▸ **Aim of the task**: Where the line holding "Read this page and output its text content." appears, start copying, and continue exactly through the last line of the listing, skipping pictures.

▸ **Information supplied**:
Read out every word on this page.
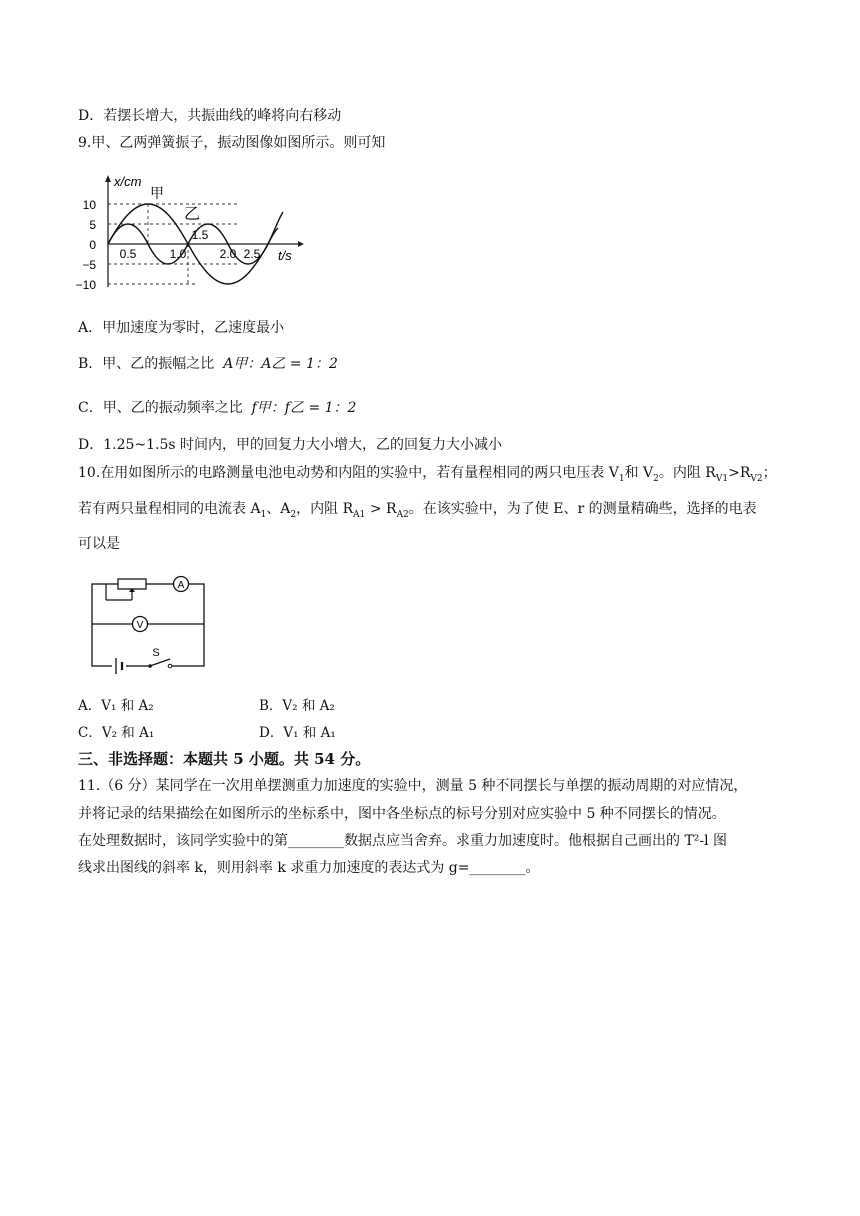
D．若摆长增大，共振曲线的峰将向右移动
9.甲、乙两弹簧振子，振动图像如图所示。则可知
10
5
0
−5
−10
0.5	1.0
1.5
2.0 2.5
x/cm
t/s
甲
乙
A．甲加速度为零时，乙速度最小
B．甲、乙的振幅之比 A甲：A乙 = 1：2
C．甲、乙的振动频率之比 f甲：f乙 = 1：2
D．1.25~1.5s 时间内，甲的回复力大小增大，乙的回复力大小减小
10.在用如图所示的电路测量电池电动势和内阻的实验中，若有量程相同的两只电压表 $V_1$和 $V_2$。内阻 $R_{V1}>R_{V2}$；
若有两只量程相同的电流表 $A_1$、$A_2$，内阻 $R_{A1} > R_{A2}$。在该实验中，为了使 E、r 的测量精确些，选择的电表
可以是
A
V
S
A．V₁ 和 A₂	B．V₂ 和 A₂
C．V₂ 和 A₁	D．V₁ 和 A₁
三、非选择题：本题共 5 小题。共 54 分。
11.（6 分）某同学在一次用单摆测重力加速度的实验中，测量 5 种不同摆长与单摆的振动周期的对应情况，
并将记录的结果描绘在如图所示的坐标系中，图中各坐标点的标号分别对应实验中 5 种不同摆长的情况。
在处理数据时，该同学实验中的第________数据点应当舍弃。求重力加速度时。他根据自己画出的 T²-l 图
线求出图线的斜率 k，则用斜率 k 求重力加速度的表达式为 g=________。
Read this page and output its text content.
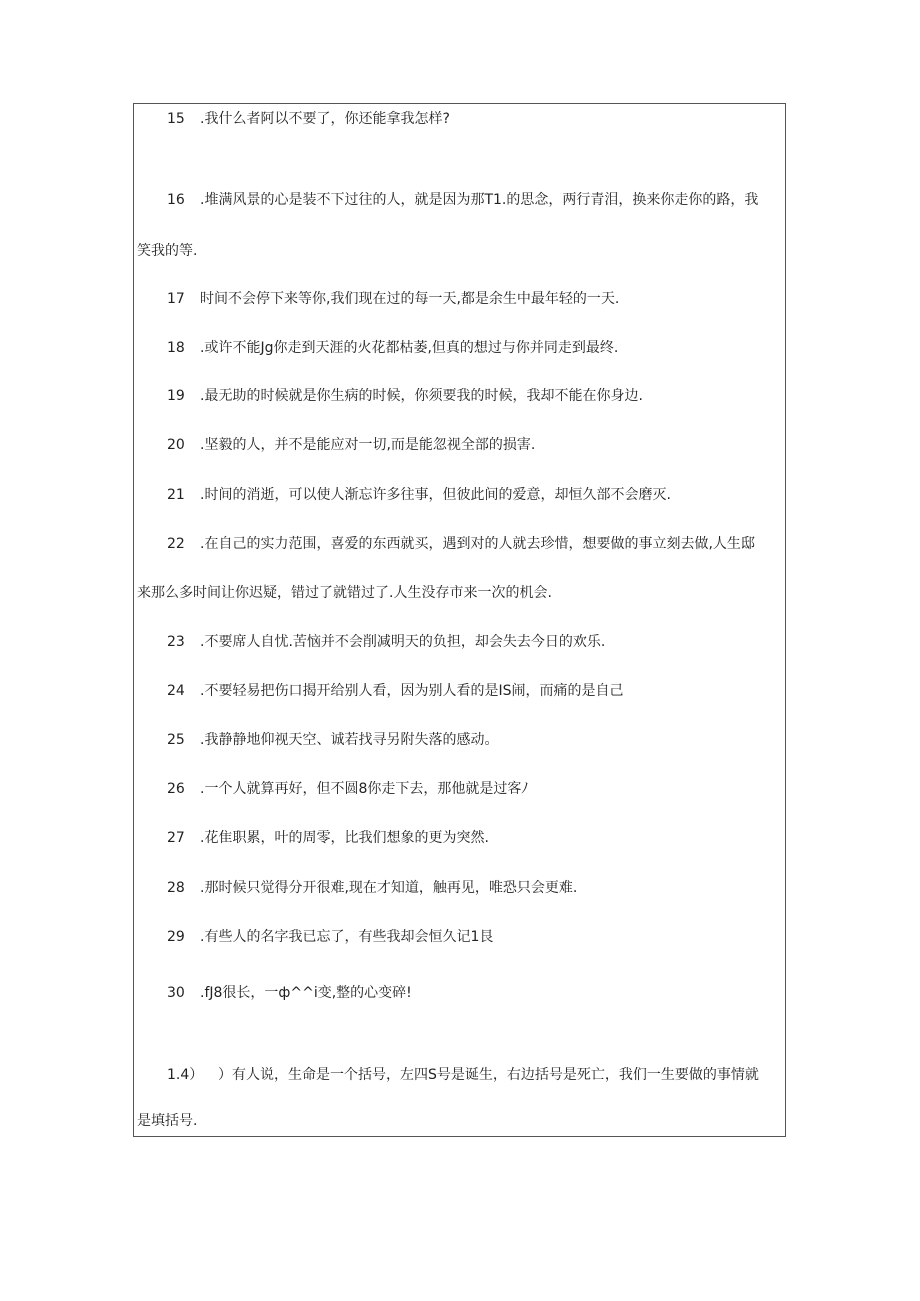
15	.我什么者阿以不要了，你还能拿我怎样?
16	.堆满风景的心是装不下过往的人，就是因为那T1.的思念，两行青泪，换来你走你的路，我
笑我的等.
17	时间不会停下来等你,我们现在过的每一天,都是余生中最年轻的一天.
18	.或许不能Jg你走到天涯的火花都枯萎,但真的想过与你并同走到最终.
19	.最无助的时候就是你生病的时候，你须要我的时候，我却不能在你身边.
20	.坚毅的人，并不是能应对一切,而是能忽视全部的损害.
21	.时间的消逝，可以使人渐忘许多往事，但彼此间的爱意，却恒久部不会磨灭.
22	.在自己的实力范围，喜爱的东西就买，遇到对的人就去珍惜，想要做的事立刻去做,人生邸
来那么多时间让你迟疑，错过了就错过了.人生没存市来一次的机会.
23	.不要席人自忧.苦恼并不会削减明天的负担，却会失去今日的欢乐.
24	.不要轻易把伤口揭开给别人看，因为别人看的是IS闹，而痛的是自己
25	.我静静地仰视天空、诚若找寻另附失落的感动。
26	.一个人就算再好，但不圆8你走下去，那他就是过客ﾉ
27	.花隹职累，叶的周零，比我们想象的更为突然.
28	.那时候只觉得分开很难,现在才知道，触再见，唯恐只会更难.
29	.有些人的名字我已忘了，有些我却会恒久记1艮
30	.fJ8很长，一ф^^i变,整的心变碎!
1.4）	）有人说，生命是一个括号，左四S号是诞生，右边括号是死亡，我们一生要做的事情就
是填括号.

▸ **Complete answer**:
Read this page and output its text content.
15	.我什么者阿以不要了，你还能拿我怎样?
16	.堆满风景的心是装不下过往的人，就是因为那T1.的思念，两行青泪，换来你走你的路，我
笑我的等.
17	时间不会停下来等你,我们现在过的每一天,都是余生中最年轻的一天.
18	.或许不能Jg你走到天涯的火花都枯萎,但真的想过与你并同走到最终.
19	.最无助的时候就是你生病的时候，你须要我的时候，我却不能在你身边.
20	.坚毅的人，并不是能应对一切,而是能忽视全部的损害.
21	.时间的消逝，可以使人渐忘许多往事，但彼此间的爱意，却恒久部不会磨灭.
22	.在自己的实力范围，喜爱的东西就买，遇到对的人就去珍惜，想要做的事立刻去做,人生邸
来那么多时间让你迟疑，错过了就错过了.人生没存市来一次的机会.
23	.不要席人自忧.苦恼并不会削减明天的负担，却会失去今日的欢乐.
24	.不要轻易把伤口揭开给别人看，因为别人看的是IS闹，而痛的是自己
25	.我静静地仰视天空、诚若找寻另附失落的感动。
26	.一个人就算再好，但不圆8你走下去，那他就是过客ﾉ
27	.花隹职累，叶的周零，比我们想象的更为突然.
28	.那时候只觉得分开很难,现在才知道，触再见，唯恐只会更难.
29	.有些人的名字我已忘了，有些我却会恒久记1艮
30	.fJ8很长，一ф^^i变,整的心变碎!
1.4）	）有人说，生命是一个括号，左四S号是诞生，右边括号是死亡，我们一生要做的事情就
是填括号.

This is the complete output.